- [What you should do]:
The listing below is the input. Say how many of its lines contain "screenshot", giving the number alone.

=-=-=

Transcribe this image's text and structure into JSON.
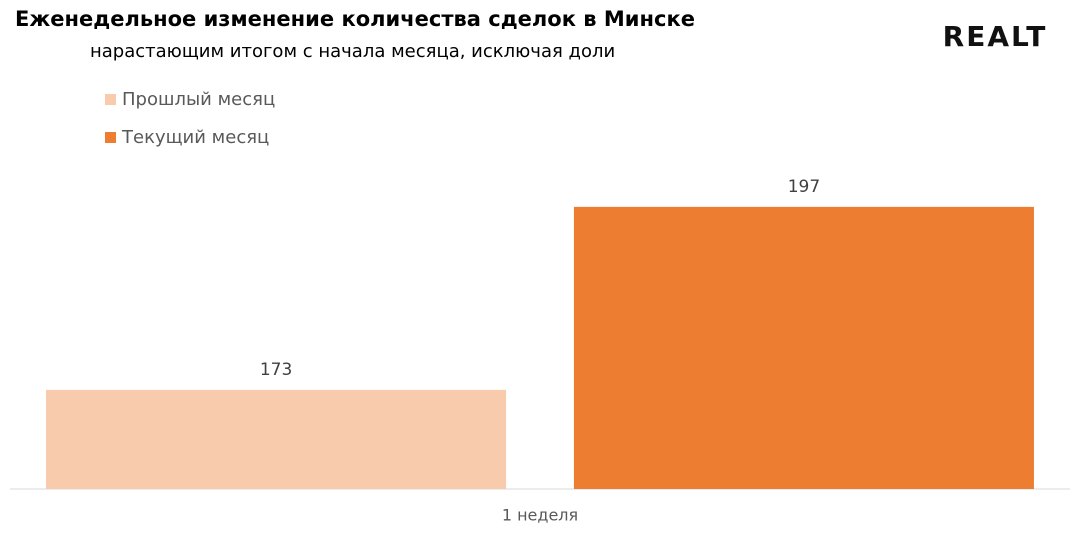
{
  "chart_data": {
    "type": "bar",
    "title": "Еженедельное изменение количества сделок в Минске",
    "subtitle": "нарастающим итогом с начала месяца, исключая доли",
    "logo": "REALT",
    "categories": [
      "1 неделя"
    ],
    "series": [
      {
        "name": "Прошлый месяц",
        "color": "#f8cbad",
        "values": [
          173
        ]
      },
      {
        "name": "Текущий месяц",
        "color": "#ed7d31",
        "values": [
          197
        ]
      }
    ],
    "ylim": [
      160,
      200
    ],
    "legend": "top-left"
  }
}
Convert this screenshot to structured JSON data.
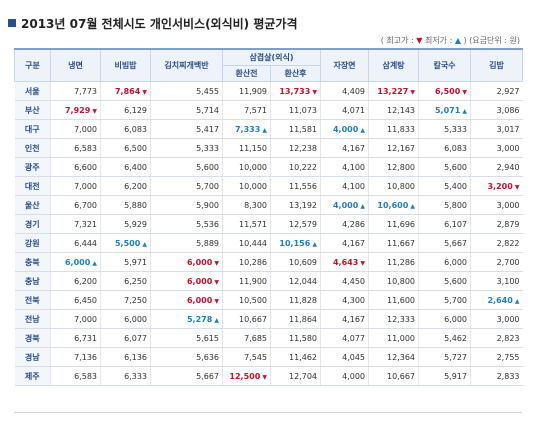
{
  "title": "2013년 07월 전체시도 개인서비스(외식비) 평균가격",
  "legend": {
    "prefix": "( 최고가 : ",
    "high_mark": "▼",
    "middle": " 최저가 : ",
    "low_mark": "▲",
    "suffix": " ) (요금단위 : 원)"
  },
  "colors": {
    "high": "#c8102e",
    "low": "#1e7fc2",
    "header_text": "#2a4f8c"
  },
  "headers": {
    "region": "구분",
    "naengmyeon": "냉면",
    "bibimbap": "비빔밥",
    "kimchi_jjigae": "김치찌개백반",
    "samgyeopsal": "삼겹살(외식)",
    "before": "환산전",
    "after": "환산후",
    "jajangmyeon": "자장면",
    "samgyetang": "삼계탕",
    "kalguksu": "칼국수",
    "gimbap": "김밥"
  },
  "rows": [
    {
      "region": "서울",
      "values": [
        "7,773",
        "7,864",
        "5,455",
        "11,909",
        "13,733",
        "4,409",
        "13,227",
        "6,500",
        "2,927"
      ],
      "marks": [
        "",
        "high",
        "",
        "",
        "high",
        "",
        "high",
        "high",
        ""
      ]
    },
    {
      "region": "부산",
      "values": [
        "7,929",
        "6,129",
        "5,714",
        "7,571",
        "11,073",
        "4,071",
        "12,143",
        "5,071",
        "3,086"
      ],
      "marks": [
        "high",
        "",
        "",
        "",
        "",
        "",
        "",
        "low",
        ""
      ]
    },
    {
      "region": "대구",
      "values": [
        "7,000",
        "6,083",
        "5,417",
        "7,333",
        "11,581",
        "4,000",
        "11,833",
        "5,333",
        "3,017"
      ],
      "marks": [
        "",
        "",
        "",
        "low",
        "",
        "low",
        "",
        "",
        ""
      ]
    },
    {
      "region": "인천",
      "values": [
        "6,583",
        "6,500",
        "5,333",
        "11,150",
        "12,238",
        "4,167",
        "12,167",
        "6,083",
        "3,000"
      ],
      "marks": [
        "",
        "",
        "",
        "",
        "",
        "",
        "",
        "",
        ""
      ]
    },
    {
      "region": "광주",
      "values": [
        "6,600",
        "6,400",
        "5,600",
        "10,000",
        "10,222",
        "4,100",
        "12,800",
        "5,600",
        "2,940"
      ],
      "marks": [
        "",
        "",
        "",
        "",
        "",
        "",
        "",
        "",
        ""
      ]
    },
    {
      "region": "대전",
      "values": [
        "7,000",
        "6,200",
        "5,700",
        "10,000",
        "11,556",
        "4,100",
        "10,800",
        "5,400",
        "3,200"
      ],
      "marks": [
        "",
        "",
        "",
        "",
        "",
        "",
        "",
        "",
        "high"
      ]
    },
    {
      "region": "울산",
      "values": [
        "6,700",
        "5,880",
        "5,900",
        "8,300",
        "13,192",
        "4,000",
        "10,600",
        "5,800",
        "3,000"
      ],
      "marks": [
        "",
        "",
        "",
        "",
        "",
        "low",
        "low",
        "",
        ""
      ]
    },
    {
      "region": "경기",
      "values": [
        "7,321",
        "5,929",
        "5,536",
        "11,571",
        "12,579",
        "4,286",
        "11,696",
        "6,107",
        "2,879"
      ],
      "marks": [
        "",
        "",
        "",
        "",
        "",
        "",
        "",
        "",
        ""
      ]
    },
    {
      "region": "강원",
      "values": [
        "6,444",
        "5,500",
        "5,889",
        "10,444",
        "10,156",
        "4,167",
        "11,667",
        "5,667",
        "2,822"
      ],
      "marks": [
        "",
        "low",
        "",
        "",
        "low",
        "",
        "",
        "",
        ""
      ]
    },
    {
      "region": "충북",
      "values": [
        "6,000",
        "5,971",
        "6,000",
        "10,286",
        "10,609",
        "4,643",
        "11,286",
        "6,000",
        "2,700"
      ],
      "marks": [
        "low",
        "",
        "high",
        "",
        "",
        "high",
        "",
        "",
        ""
      ]
    },
    {
      "region": "충남",
      "values": [
        "6,200",
        "6,250",
        "6,000",
        "11,900",
        "12,044",
        "4,450",
        "10,800",
        "5,600",
        "3,100"
      ],
      "marks": [
        "",
        "",
        "high",
        "",
        "",
        "",
        "",
        "",
        ""
      ]
    },
    {
      "region": "전북",
      "values": [
        "6,450",
        "7,250",
        "6,000",
        "10,500",
        "11,828",
        "4,300",
        "11,600",
        "5,700",
        "2,640"
      ],
      "marks": [
        "",
        "",
        "high",
        "",
        "",
        "",
        "",
        "",
        "low"
      ]
    },
    {
      "region": "전남",
      "values": [
        "7,000",
        "6,000",
        "5,278",
        "10,667",
        "11,864",
        "4,167",
        "12,333",
        "6,000",
        "3,000"
      ],
      "marks": [
        "",
        "",
        "low",
        "",
        "",
        "",
        "",
        "",
        ""
      ]
    },
    {
      "region": "경북",
      "values": [
        "6,731",
        "6,077",
        "5,615",
        "7,685",
        "11,580",
        "4,077",
        "11,000",
        "5,462",
        "2,823"
      ],
      "marks": [
        "",
        "",
        "",
        "",
        "",
        "",
        "",
        "",
        ""
      ]
    },
    {
      "region": "경남",
      "values": [
        "7,136",
        "6,136",
        "5,636",
        "7,545",
        "11,462",
        "4,045",
        "12,364",
        "5,727",
        "2,755"
      ],
      "marks": [
        "",
        "",
        "",
        "",
        "",
        "",
        "",
        "",
        ""
      ]
    },
    {
      "region": "제주",
      "values": [
        "6,583",
        "6,333",
        "5,667",
        "12,500",
        "12,704",
        "4,000",
        "10,667",
        "5,917",
        "2,833"
      ],
      "marks": [
        "",
        "",
        "",
        "high",
        "",
        "",
        "",
        "",
        ""
      ]
    }
  ]
}
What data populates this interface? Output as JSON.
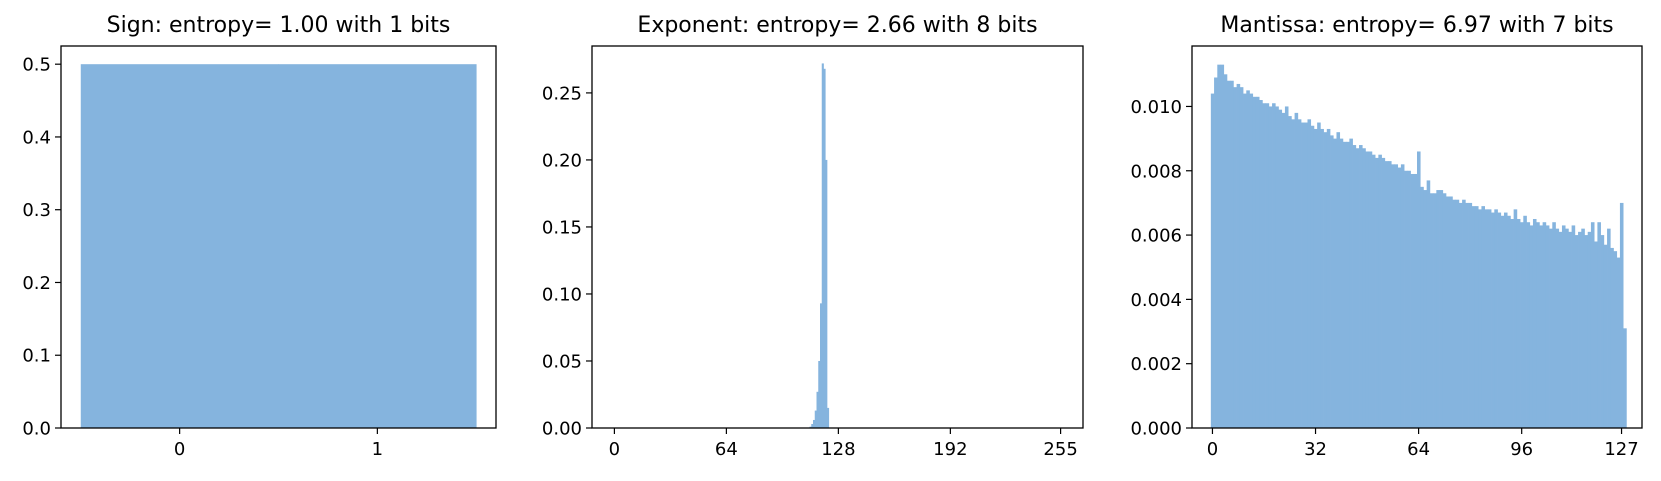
{
  "chart_data": [
    {
      "type": "bar",
      "title": "Sign: entropy= 1.00 with 1 bits",
      "xlabel": "",
      "ylabel": "",
      "x": [
        0,
        1
      ],
      "values": [
        0.5,
        0.5
      ],
      "bar_width": 1,
      "xlim": [
        -0.6,
        1.6
      ],
      "ylim": [
        0,
        0.525
      ],
      "xticks": [
        0,
        1
      ],
      "xtick_labels": [
        "0",
        "1"
      ],
      "yticks": [
        0,
        0.1,
        0.2,
        0.3,
        0.4,
        0.5
      ],
      "ytick_labels": [
        "0.0",
        "0.1",
        "0.2",
        "0.3",
        "0.4",
        "0.5"
      ],
      "color": "#85b4de",
      "grid": false,
      "legend": "none"
    },
    {
      "type": "bar",
      "title": "Exponent: entropy= 2.66 with 8 bits",
      "xlabel": "",
      "ylabel": "",
      "x": [
        112,
        113,
        114,
        115,
        116,
        117,
        118,
        119,
        120,
        121,
        122
      ],
      "values": [
        0.001,
        0.003,
        0.006,
        0.013,
        0.027,
        0.05,
        0.093,
        0.272,
        0.268,
        0.2,
        0.015
      ],
      "bar_width": 1,
      "xlim": [
        -12.8,
        267.8
      ],
      "ylim": [
        0,
        0.285
      ],
      "xticks": [
        0,
        64,
        128,
        192,
        255
      ],
      "xtick_labels": [
        "0",
        "64",
        "128",
        "192",
        "255"
      ],
      "yticks": [
        0,
        0.05,
        0.1,
        0.15,
        0.2,
        0.25
      ],
      "ytick_labels": [
        "0.00",
        "0.05",
        "0.10",
        "0.15",
        "0.20",
        "0.25"
      ],
      "color": "#85b4de",
      "grid": false,
      "legend": "none"
    },
    {
      "type": "bar",
      "title": "Mantissa: entropy= 6.97 with 7 bits",
      "xlabel": "",
      "ylabel": "",
      "x_start": 0,
      "values": [
        0.0104,
        0.0109,
        0.0113,
        0.0113,
        0.011,
        0.0108,
        0.0108,
        0.0106,
        0.0107,
        0.0106,
        0.0104,
        0.0105,
        0.0104,
        0.0103,
        0.0103,
        0.0102,
        0.0101,
        0.0101,
        0.01,
        0.0101,
        0.01,
        0.0099,
        0.0098,
        0.01,
        0.0097,
        0.0096,
        0.0098,
        0.0096,
        0.0095,
        0.0095,
        0.0096,
        0.0094,
        0.0093,
        0.0095,
        0.0093,
        0.0092,
        0.0093,
        0.0091,
        0.009,
        0.0092,
        0.009,
        0.0089,
        0.0089,
        0.009,
        0.0088,
        0.0087,
        0.0088,
        0.0087,
        0.0086,
        0.0086,
        0.0085,
        0.0084,
        0.0085,
        0.0084,
        0.0083,
        0.0083,
        0.0082,
        0.0082,
        0.0081,
        0.0082,
        0.008,
        0.008,
        0.0079,
        0.0079,
        0.0086,
        0.0075,
        0.0074,
        0.0077,
        0.0073,
        0.0073,
        0.0074,
        0.0074,
        0.0073,
        0.0072,
        0.0072,
        0.0071,
        0.0071,
        0.007,
        0.0071,
        0.007,
        0.007,
        0.0069,
        0.0069,
        0.0068,
        0.0069,
        0.0068,
        0.0068,
        0.0067,
        0.0068,
        0.0067,
        0.0066,
        0.0067,
        0.0066,
        0.0065,
        0.0068,
        0.0065,
        0.0064,
        0.0066,
        0.0064,
        0.0063,
        0.0065,
        0.0064,
        0.0063,
        0.0064,
        0.0063,
        0.0062,
        0.0064,
        0.0062,
        0.0061,
        0.0063,
        0.0062,
        0.0061,
        0.0063,
        0.006,
        0.0061,
        0.0062,
        0.006,
        0.0061,
        0.0064,
        0.0058,
        0.0064,
        0.006,
        0.0057,
        0.0062,
        0.0056,
        0.0055,
        0.0053,
        0.007,
        0.0031
      ],
      "bar_width": 1,
      "xlim": [
        -6.35,
        133.35
      ],
      "ylim": [
        0,
        0.01188
      ],
      "xticks": [
        0,
        32,
        64,
        96,
        127
      ],
      "xtick_labels": [
        "0",
        "32",
        "64",
        "96",
        "127"
      ],
      "yticks": [
        0,
        0.002,
        0.004,
        0.006,
        0.008,
        0.01
      ],
      "ytick_labels": [
        "0.000",
        "0.002",
        "0.004",
        "0.006",
        "0.008",
        "0.010"
      ],
      "color": "#85b4de",
      "grid": false,
      "legend": "none"
    }
  ]
}
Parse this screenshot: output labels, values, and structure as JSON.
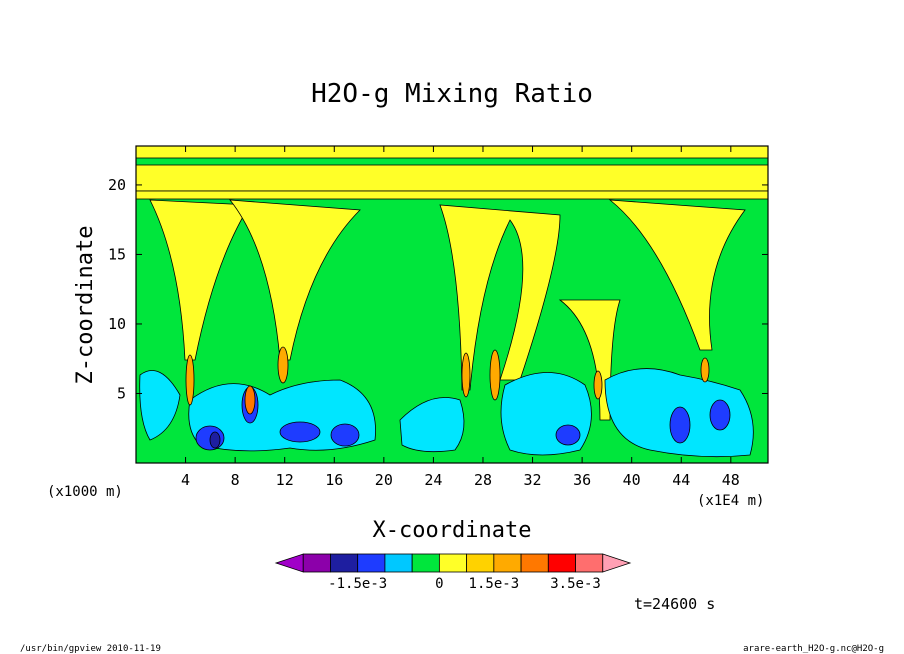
{
  "chart_data": {
    "type": "heatmap",
    "title": "H2O-g Mixing Ratio",
    "xlabel": "X-coordinate",
    "ylabel": "Z-coordinate",
    "x_unit_label": "(x1E4 m)",
    "y_unit_label": "(x1000 m)",
    "xlim": [
      0,
      51
    ],
    "ylim": [
      0,
      22.8
    ],
    "xticks": [
      4,
      8,
      12,
      16,
      20,
      24,
      28,
      32,
      36,
      40,
      44,
      48
    ],
    "yticks": [
      5,
      10,
      15,
      20
    ],
    "xtick_labels": [
      "4",
      "8",
      "12",
      "16",
      "20",
      "24",
      "28",
      "32",
      "36",
      "40",
      "44",
      "48"
    ],
    "ytick_labels": [
      "5",
      "10",
      "15",
      "20"
    ],
    "colorbar": {
      "levels": [
        "-1.5e-3",
        "0",
        "1.5e-3",
        "3.5e-3"
      ],
      "colors": [
        "#a000c8",
        "#8c00aa",
        "#1e1ea0",
        "#1e3cff",
        "#00c8ff",
        "#00e63c",
        "#ffff28",
        "#ffd200",
        "#ffaa00",
        "#ff7800",
        "#ff0000",
        "#ff6e6e",
        "#ffa0b4"
      ]
    },
    "annotation_time": "t=24600 s",
    "footer_left": "/usr/bin/gpview   2010-11-19",
    "footer_right": "arare-earth_H2O-g.nc@H2O-g"
  }
}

=-=-=

- [Problem solution]:
2